INPUT:
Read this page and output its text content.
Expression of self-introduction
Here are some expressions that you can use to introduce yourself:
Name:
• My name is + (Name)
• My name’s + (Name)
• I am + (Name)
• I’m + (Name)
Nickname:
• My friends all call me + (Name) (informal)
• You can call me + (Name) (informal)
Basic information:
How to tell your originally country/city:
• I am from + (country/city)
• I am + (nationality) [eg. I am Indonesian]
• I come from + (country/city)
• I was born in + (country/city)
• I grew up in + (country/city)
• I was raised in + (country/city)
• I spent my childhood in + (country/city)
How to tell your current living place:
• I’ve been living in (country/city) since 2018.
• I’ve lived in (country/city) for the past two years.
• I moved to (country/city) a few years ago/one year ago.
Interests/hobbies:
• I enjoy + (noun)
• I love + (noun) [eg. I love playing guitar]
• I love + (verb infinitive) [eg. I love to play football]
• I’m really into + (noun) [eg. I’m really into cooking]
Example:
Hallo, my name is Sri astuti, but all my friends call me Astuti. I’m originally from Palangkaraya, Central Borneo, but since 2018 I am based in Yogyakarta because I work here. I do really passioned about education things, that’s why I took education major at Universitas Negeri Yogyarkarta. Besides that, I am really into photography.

WORK REQUIRED:
Nothing should be changed: write out all of the data as is.

COMPLETE RESPONSE:
Read this page and output its text content.
Expression of self-introduction
Here are some expressions that you can use to introduce yourself:
Name:
• My name is + (Name)
• My name’s + (Name)
• I am + (Name)
• I’m + (Name)
Nickname:
• My friends all call me + (Name) (informal)
• You can call me + (Name) (informal)
Basic information:
How to tell your originally country/city:
• I am from + (country/city)
• I am + (nationality) [eg. I am Indonesian]
• I come from + (country/city)
• I was born in + (country/city)
• I grew up in + (country/city)
• I was raised in + (country/city)
• I spent my childhood in + (country/city)
How to tell your current living place:
• I’ve been living in (country/city) since 2018.
• I’ve lived in (country/city) for the past two years.
• I moved to (country/city) a few years ago/one year ago.
Interests/hobbies:
• I enjoy + (noun)
• I love + (noun) [eg. I love playing guitar]
• I love + (verb infinitive) [eg. I love to play football]
• I’m really into + (noun) [eg. I’m really into cooking]
Example:
Hallo, my name is Sri astuti, but all my friends call me Astuti. I’m originally from Palangkaraya, Central Borneo, but since 2018 I am based in Yogyakarta because I work here. I do really passioned about education things, that’s why I took education major at Universitas Negeri Yogyarkarta. Besides that, I am really into photography.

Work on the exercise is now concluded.